____ Listed entries
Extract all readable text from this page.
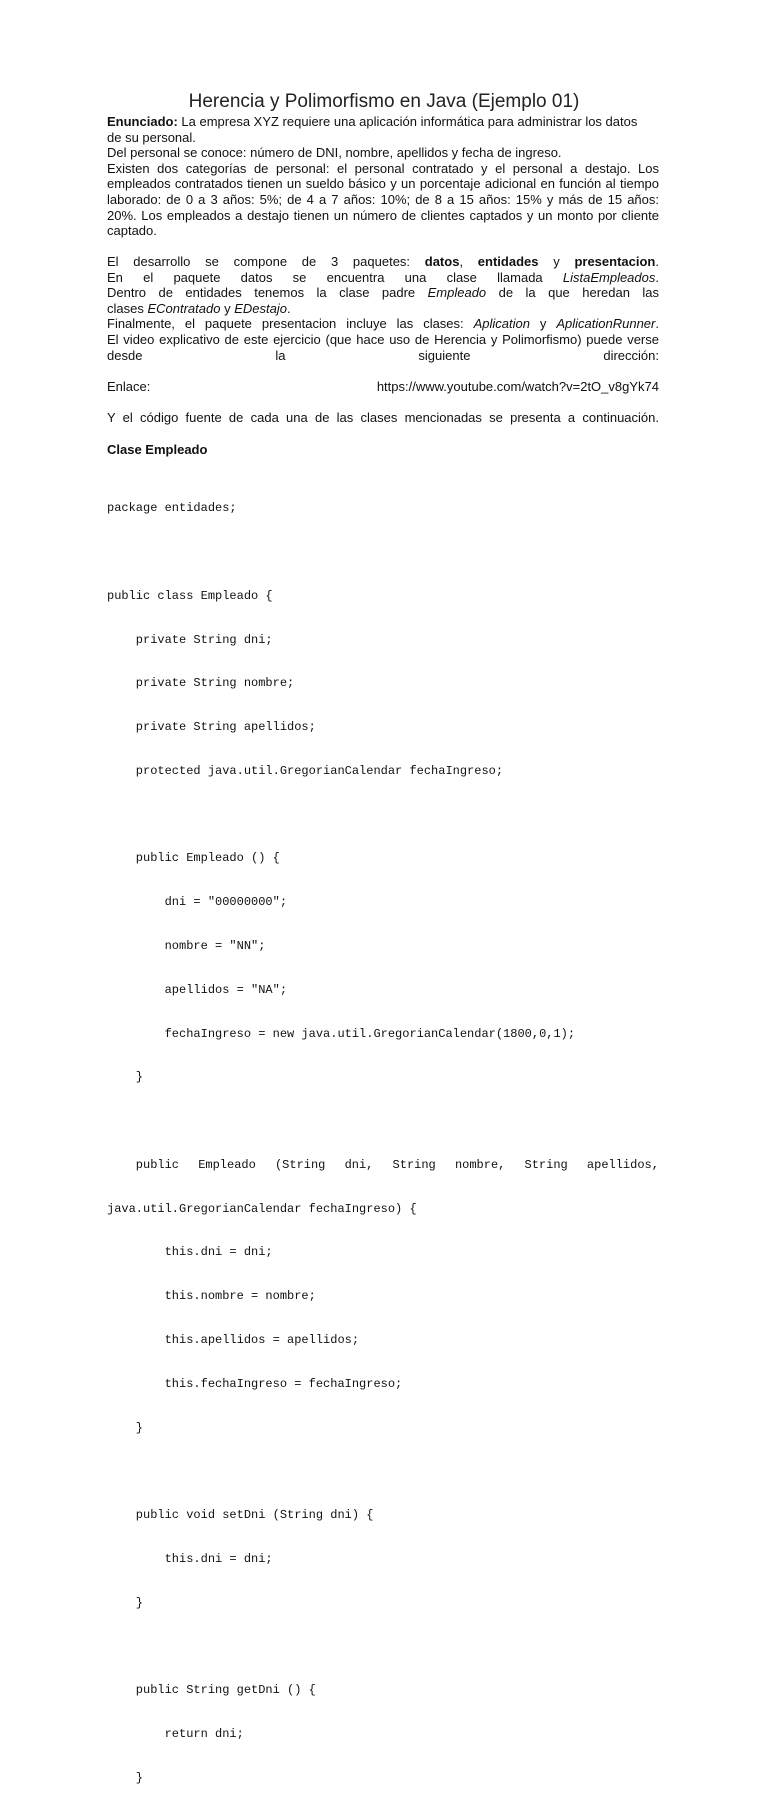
Herencia y Polimorfismo en Java (Ejemplo 01)
Enunciado: La empresa XYZ requiere una aplicación informática para administrar los datos
de su personal.
Del personal se conoce: número de DNI, nombre, apellidos y fecha de ingreso.
Existen dos categorías de personal: el personal contratado y el personal a destajo. Los
empleados contratados tienen un sueldo básico y un porcentaje adicional en función al tiempo
laborado: de 0 a 3 años: 5%; de 4 a 7 años: 10%; de 8 a 15 años: 15% y más de 15 años:
20%. Los empleados a destajo tienen un número de clientes captados y un monto por cliente
captado.
El desarrollo se compone de 3 paquetes: datos, entidades y presentacion.
En el paquete datos se encuentra una clase llamada ListaEmpleados.
Dentro de entidades tenemos la clase padre Empleado de la que heredan las
clases EContratado y EDestajo.
Finalmente, el paquete presentacion incluye las clases: Aplication y AplicationRunner.
El video explicativo de este ejercicio (que hace uso de Herencia y Polimorfismo) puede verse
desde la siguiente dirección:
Enlace:	https://www.youtube.com/watch?v=2tO_v8gYk74
Y el código fuente de cada una de las clases mencionadas se presenta a continuación.
Clase Empleado

package entidades;

public class Empleado {

private String dni;

private String nombre;

private String apellidos;

protected java.util.GregorianCalendar fechaIngreso;

public Empleado () {

dni = "00000000";

nombre = "NN";

apellidos = "NA";

fechaIngreso = new java.util.GregorianCalendar(1800,0,1);

}

public Empleado (String dni, String nombre, String apellidos,

java.util.GregorianCalendar fechaIngreso) {

this.dni = dni;

this.nombre = nombre;

this.apellidos = apellidos;

this.fechaIngreso = fechaIngreso;

}

public void setDni (String dni) {

this.dni = dni;

}

public String getDni () {

return dni;

}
________
Set problem
Reproduce each line word for word and drop the pictures.

Result below
Extract all readable text from this page.
Herencia y Polimorfismo en Java (Ejemplo 01)
Enunciado: La empresa XYZ requiere una aplicación informática para administrar los datos
de su personal.
Del personal se conoce: número de DNI, nombre, apellidos y fecha de ingreso.
Existen dos categorías de personal: el personal contratado y el personal a destajo. Los
empleados contratados tienen un sueldo básico y un porcentaje adicional en función al tiempo
laborado: de 0 a 3 años: 5%; de 4 a 7 años: 10%; de 8 a 15 años: 15% y más de 15 años:
20%. Los empleados a destajo tienen un número de clientes captados y un monto por cliente
captado.
El desarrollo se compone de 3 paquetes: datos, entidades y presentacion.
En el paquete datos se encuentra una clase llamada ListaEmpleados.
Dentro de entidades tenemos la clase padre Empleado de la que heredan las
clases EContratado y EDestajo.
Finalmente, el paquete presentacion incluye las clases: Aplication y AplicationRunner.
El video explicativo de este ejercicio (que hace uso de Herencia y Polimorfismo) puede verse
desde la siguiente dirección:
Enlace:	https://www.youtube.com/watch?v=2tO_v8gYk74
Y el código fuente de cada una de las clases mencionadas se presenta a continuación.
Clase Empleado

package entidades;

public class Empleado {

private String dni;

private String nombre;

private String apellidos;

protected java.util.GregorianCalendar fechaIngreso;

public Empleado () {

dni = "00000000";

nombre = "NN";

apellidos = "NA";

fechaIngreso = new java.util.GregorianCalendar(1800,0,1);

}

public Empleado (String dni, String nombre, String apellidos,

java.util.GregorianCalendar fechaIngreso) {

this.dni = dni;

this.nombre = nombre;

this.apellidos = apellidos;

this.fechaIngreso = fechaIngreso;

}

public void setDni (String dni) {

this.dni = dni;

}

public String getDni () {

return dni;

}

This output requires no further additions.